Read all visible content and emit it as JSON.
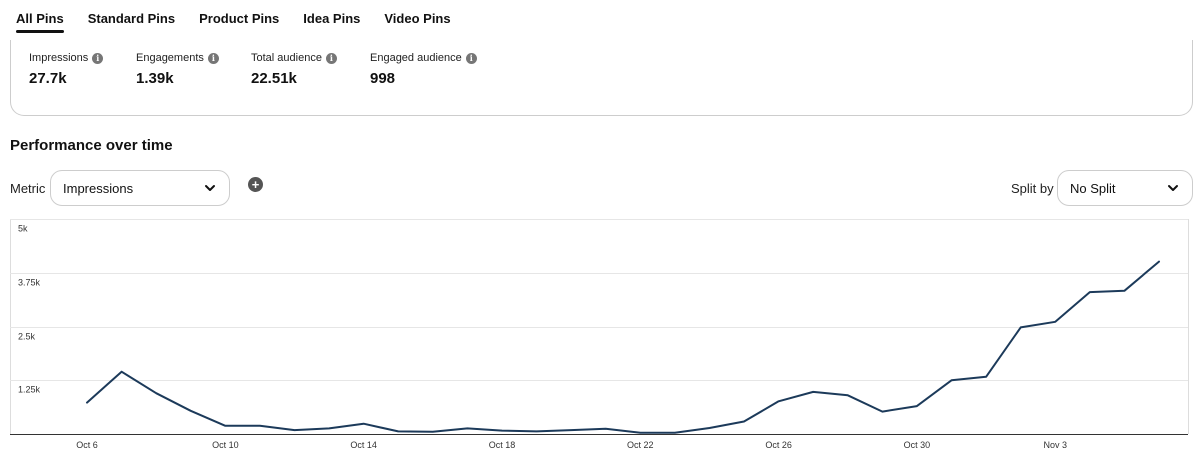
{
  "tabs": [
    {
      "label": "All Pins",
      "active": true
    },
    {
      "label": "Standard Pins",
      "active": false
    },
    {
      "label": "Product Pins",
      "active": false
    },
    {
      "label": "Idea Pins",
      "active": false
    },
    {
      "label": "Video Pins",
      "active": false
    }
  ],
  "summary": {
    "impressions": {
      "label": "Impressions",
      "value": "27.7k"
    },
    "engagements": {
      "label": "Engagements",
      "value": "1.39k"
    },
    "total_audience": {
      "label": "Total audience",
      "value": "22.51k"
    },
    "engaged_audience": {
      "label": "Engaged audience",
      "value": "998"
    }
  },
  "section_title": "Performance over time",
  "controls": {
    "metric_label": "Metric",
    "metric_value": "Impressions",
    "split_label": "Split by",
    "split_value": "No Split"
  },
  "icons": {
    "info": "info-icon",
    "add": "plus-circle-icon",
    "dropdown": "chevron-down-icon"
  },
  "chart_data": {
    "type": "line",
    "title": "",
    "xlabel": "",
    "ylabel": "",
    "ylim": [
      0,
      5000
    ],
    "y_ticks": [
      {
        "value": 1250,
        "label": "1.25k"
      },
      {
        "value": 2500,
        "label": "2.5k"
      },
      {
        "value": 3750,
        "label": "3.75k"
      },
      {
        "value": 5000,
        "label": "5k"
      }
    ],
    "x_tick_labels": [
      "Oct 6",
      "Oct 10",
      "Oct 14",
      "Oct 18",
      "Oct 22",
      "Oct 26",
      "Oct 30",
      "Nov 3"
    ],
    "grid": true,
    "line_color": "#1c3a5a",
    "series": [
      {
        "x": [
          "Oct 6",
          "Oct 7",
          "Oct 8",
          "Oct 9",
          "Oct 10",
          "Oct 11",
          "Oct 12",
          "Oct 13",
          "Oct 14",
          "Oct 15",
          "Oct 16",
          "Oct 17",
          "Oct 18",
          "Oct 19",
          "Oct 20",
          "Oct 21",
          "Oct 22",
          "Oct 23",
          "Oct 24",
          "Oct 25",
          "Oct 26",
          "Oct 27",
          "Oct 28",
          "Oct 29",
          "Oct 30",
          "Oct 31",
          "Nov 1",
          "Nov 2",
          "Nov 3",
          "Nov 4",
          "Nov 5",
          "Nov 6"
        ],
        "values": [
          730,
          1450,
          950,
          540,
          190,
          190,
          90,
          130,
          240,
          60,
          50,
          130,
          80,
          60,
          90,
          120,
          30,
          30,
          140,
          290,
          760,
          980,
          900,
          520,
          650,
          1250,
          1330,
          2480,
          2610,
          3300,
          3330,
          4010
        ]
      }
    ]
  }
}
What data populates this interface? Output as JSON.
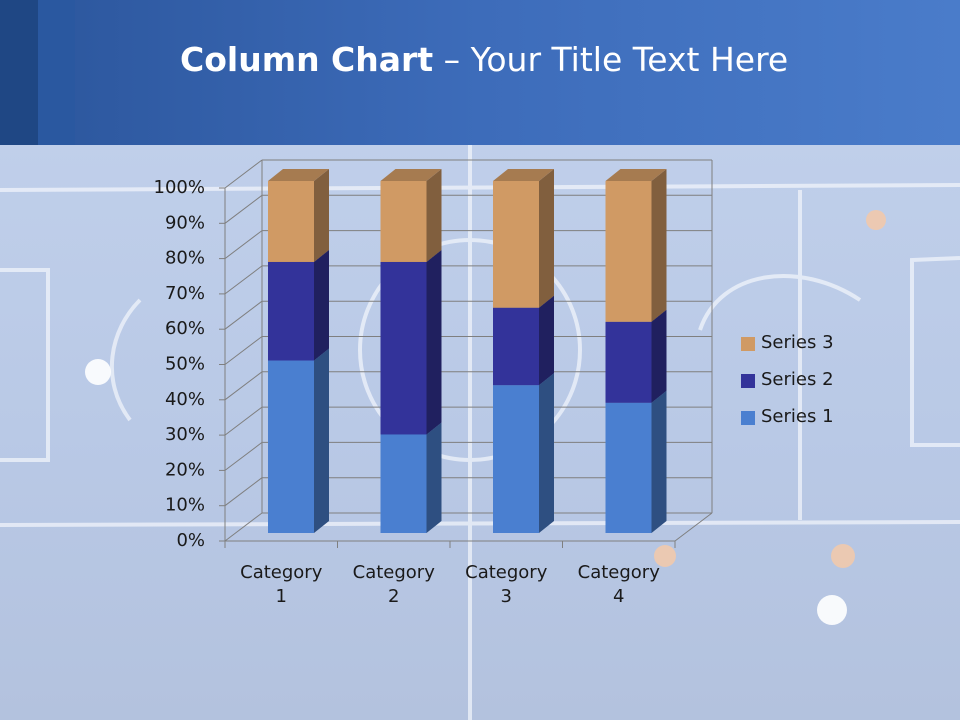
{
  "chart_data": {
    "type": "stacked_column_3d",
    "title": [
      "Column Chart",
      "– Your Title Text Here"
    ],
    "categories": [
      "Category 1",
      "Category 2",
      "Category 3",
      "Category 4"
    ],
    "series": [
      {
        "name": "Series 1",
        "color": "#4a7fd0",
        "values": [
          49,
          28,
          42,
          37
        ]
      },
      {
        "name": "Series 2",
        "color": "#33339a",
        "values": [
          28,
          49,
          22,
          23
        ]
      },
      {
        "name": "Series 3",
        "color": "#d09a64",
        "values": [
          23,
          23,
          36,
          40
        ]
      }
    ],
    "ylim": [
      0,
      100
    ],
    "yticks": [
      {
        "value": 0,
        "label": "0%"
      },
      {
        "value": 10,
        "label": "10%"
      },
      {
        "value": 20,
        "label": "20%"
      },
      {
        "value": 30,
        "label": "30%"
      },
      {
        "value": 40,
        "label": "40%"
      },
      {
        "value": 50,
        "label": "50%"
      },
      {
        "value": 60,
        "label": "60%"
      },
      {
        "value": 70,
        "label": "70%"
      },
      {
        "value": 80,
        "label": "80%"
      },
      {
        "value": 90,
        "label": "90%"
      },
      {
        "value": 100,
        "label": "100%"
      }
    ],
    "grid": true,
    "legend": "right"
  }
}
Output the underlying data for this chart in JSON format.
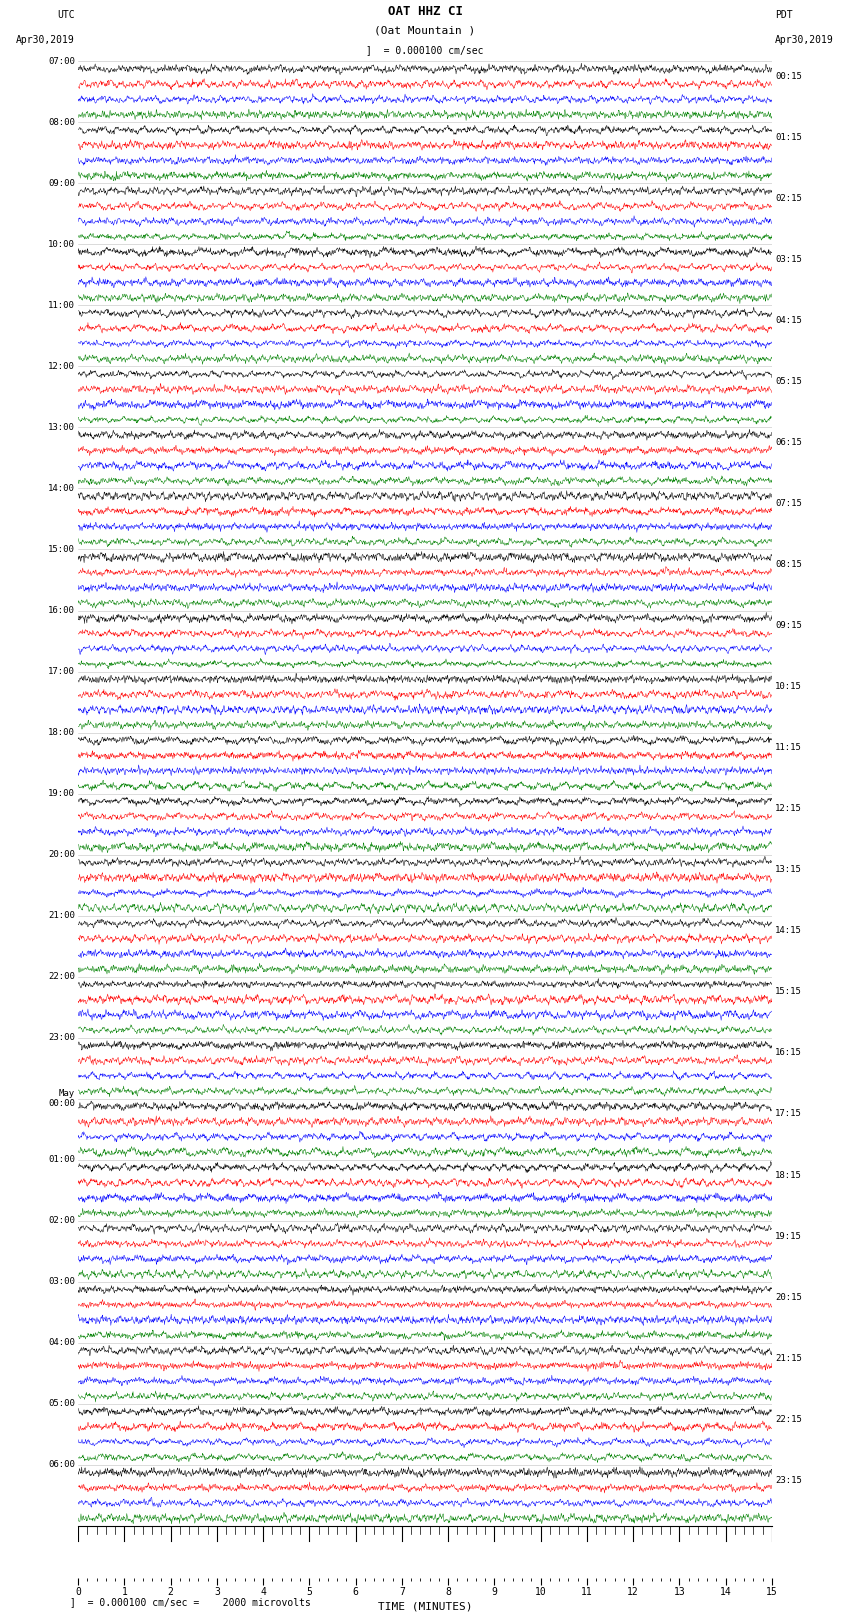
{
  "title_line1": "OAT HHZ CI",
  "title_line2": "(Oat Mountain )",
  "scale_text": "= 0.000100 cm/sec",
  "bottom_scale_text": "= 0.000100 cm/sec =    2000 microvolts",
  "left_label_top": "UTC",
  "left_label_date": "Apr30,2019",
  "right_label_top": "PDT",
  "right_label_date": "Apr30,2019",
  "xlabel": "TIME (MINUTES)",
  "left_times_utc": [
    "07:00",
    "08:00",
    "09:00",
    "10:00",
    "11:00",
    "12:00",
    "13:00",
    "14:00",
    "15:00",
    "16:00",
    "17:00",
    "18:00",
    "19:00",
    "20:00",
    "21:00",
    "22:00",
    "23:00",
    "May\n00:00",
    "01:00",
    "02:00",
    "03:00",
    "04:00",
    "05:00",
    "06:00"
  ],
  "right_times_pdt": [
    "00:15",
    "01:15",
    "02:15",
    "03:15",
    "04:15",
    "05:15",
    "06:15",
    "07:15",
    "08:15",
    "09:15",
    "10:15",
    "11:15",
    "12:15",
    "13:15",
    "14:15",
    "15:15",
    "16:15",
    "17:15",
    "18:15",
    "19:15",
    "20:15",
    "21:15",
    "22:15",
    "23:15"
  ],
  "num_hours": 24,
  "traces_per_hour": 4,
  "time_minutes": 15,
  "colors": [
    "black",
    "red",
    "blue",
    "green"
  ],
  "bg_color": "white",
  "trace_amplitude": 0.38,
  "fig_width": 8.5,
  "fig_height": 16.13,
  "dpi": 100
}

Exercise description:
Give only the number of lines in the records that contain the string "JSON".

Answer to the problem:
3